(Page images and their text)
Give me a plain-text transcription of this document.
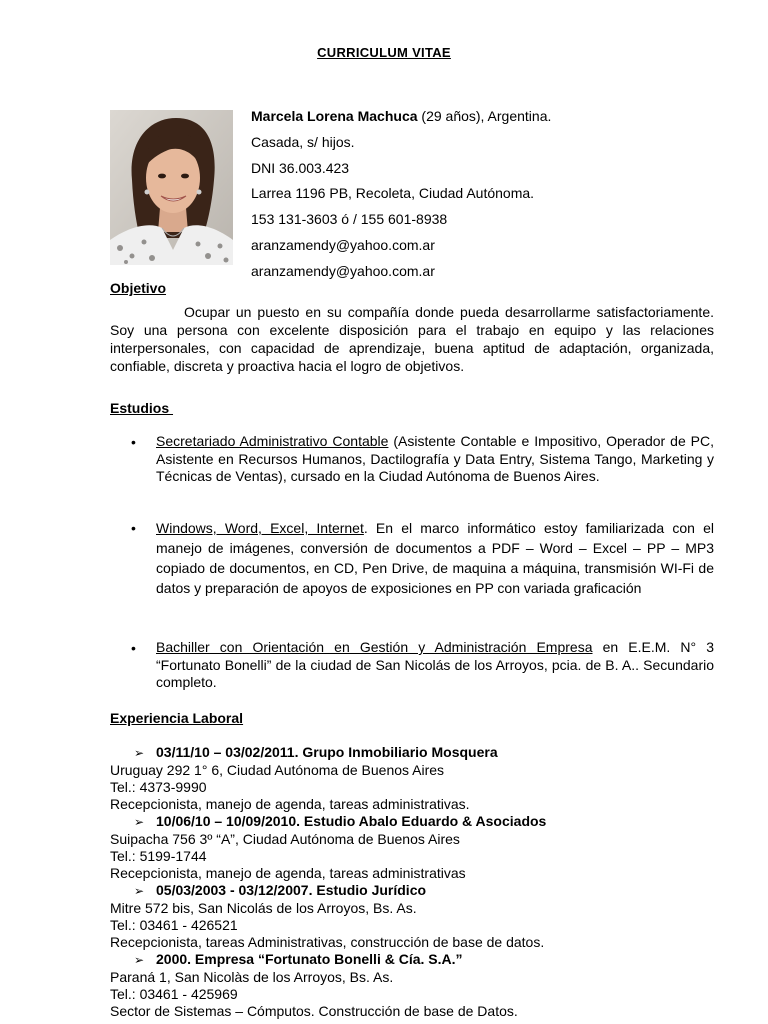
CURRICULUM VITAE
Marcela Lorena Machuca (29 años), Argentina.
Casada, s/ hijos.
DNI 36.003.423
Larrea 1196 PB, Recoleta, Ciudad Autónoma.
153 131-3603 ó / 155 601-8938
aranzamendy@yahoo.com.ar
aranzamendy@yahoo.com.ar
Objetivo
Ocupar un puesto en su compañía donde pueda desarrollarme satisfactoriamente. Soy una persona con excelente disposición para el trabajo en equipo y las relaciones interpersonales, con capacidad de aprendizaje, buena aptitud de adaptación, organizada, confiable, discreta y proactiva hacia el logro de objetivos.
Estudios
• Secretariado Administrativo Contable (Asistente Contable e Impositivo, Operador de PC, Asistente en Recursos Humanos, Dactilografía y Data Entry, Sistema Tango, Marketing y Técnicas de Ventas), cursado en la Ciudad Autónoma de Buenos Aires.
• Windows, Word, Excel, Internet. En el marco informático estoy familiarizada con el manejo de imágenes, conversión de documentos a PDF – Word – Excel – PP – MP3 copiado de documentos, en CD, Pen Drive, de maquina a máquina, transmisión WI-Fi de datos y preparación de apoyos de exposiciones en PP con variada graficación
• Bachiller con Orientación en Gestión y Administración Empresa en E.E.M. N° 3 “Fortunato Bonelli” de la ciudad de San Nicolás de los Arroyos, pcia. de B. A.. Secundario completo.
Experiencia Laboral
➢ 03/11/10 – 03/02/2011. Grupo Inmobiliario Mosquera
Uruguay 292 1° 6, Ciudad Autónoma de Buenos Aires
Tel.: 4373-9990
Recepcionista, manejo de agenda, tareas administrativas.
➢ 10/06/10 – 10/09/2010. Estudio Abalo Eduardo & Asociados
Suipacha 756 3º “A”, Ciudad Autónoma de Buenos Aires
Tel.: 5199-1744
Recepcionista, manejo de agenda, tareas administrativas
➢ 05/03/2003 - 03/12/2007. Estudio Jurídico
Mitre 572 bis, San Nicolás de los Arroyos, Bs. As.
Tel.: 03461 - 426521
Recepcionista, tareas Administrativas, construcción de base de datos.
➢ 2000. Empresa “Fortunato Bonelli & Cía. S.A.”
Paraná 1, San Nicolàs de los Arroyos, Bs. As.
Tel.: 03461 - 425969
Sector de Sistemas – Cómputos. Construcción de base de Datos.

ACTIVITY> Skip every picture and transcribe the data above exactly.

WRITTEN RESPONSE>
Give me a plain-text transcription of this document.
CURRICULUM VITAE
Marcela Lorena Machuca (29 años), Argentina.
Casada, s/ hijos.
DNI 36.003.423
Larrea 1196 PB, Recoleta, Ciudad Autónoma.
153 131-3603 ó / 155 601-8938
aranzamendy@yahoo.com.ar
aranzamendy@yahoo.com.ar
Objetivo
Ocupar un puesto en su compañía donde pueda desarrollarme satisfactoriamente. Soy una persona con excelente disposición para el trabajo en equipo y las relaciones interpersonales, con capacidad de aprendizaje, buena aptitud de adaptación, organizada, confiable, discreta y proactiva hacia el logro de objetivos.
Estudios
• Secretariado Administrativo Contable (Asistente Contable e Impositivo, Operador de PC, Asistente en Recursos Humanos, Dactilografía y Data Entry, Sistema Tango, Marketing y Técnicas de Ventas), cursado en la Ciudad Autónoma de Buenos Aires.
• Windows, Word, Excel, Internet. En el marco informático estoy familiarizada con el manejo de imágenes, conversión de documentos a PDF – Word – Excel – PP – MP3 copiado de documentos, en CD, Pen Drive, de maquina a máquina, transmisión WI-Fi de datos y preparación de apoyos de exposiciones en PP con variada graficación
• Bachiller con Orientación en Gestión y Administración Empresa en E.E.M. N° 3 “Fortunato Bonelli” de la ciudad de San Nicolás de los Arroyos, pcia. de B. A.. Secundario completo.
Experiencia Laboral
➢ 03/11/10 – 03/02/2011. Grupo Inmobiliario Mosquera
Uruguay 292 1° 6, Ciudad Autónoma de Buenos Aires
Tel.: 4373-9990
Recepcionista, manejo de agenda, tareas administrativas.
➢ 10/06/10 – 10/09/2010. Estudio Abalo Eduardo & Asociados
Suipacha 756 3º “A”, Ciudad Autónoma de Buenos Aires
Tel.: 5199-1744
Recepcionista, manejo de agenda, tareas administrativas
➢ 05/03/2003 - 03/12/2007. Estudio Jurídico
Mitre 572 bis, San Nicolás de los Arroyos, Bs. As.
Tel.: 03461 - 426521
Recepcionista, tareas Administrativas, construcción de base de datos.
➢ 2000. Empresa “Fortunato Bonelli & Cía. S.A.”
Paraná 1, San Nicolàs de los Arroyos, Bs. As.
Tel.: 03461 - 425969
Sector de Sistemas – Cómputos. Construcción de base de Datos.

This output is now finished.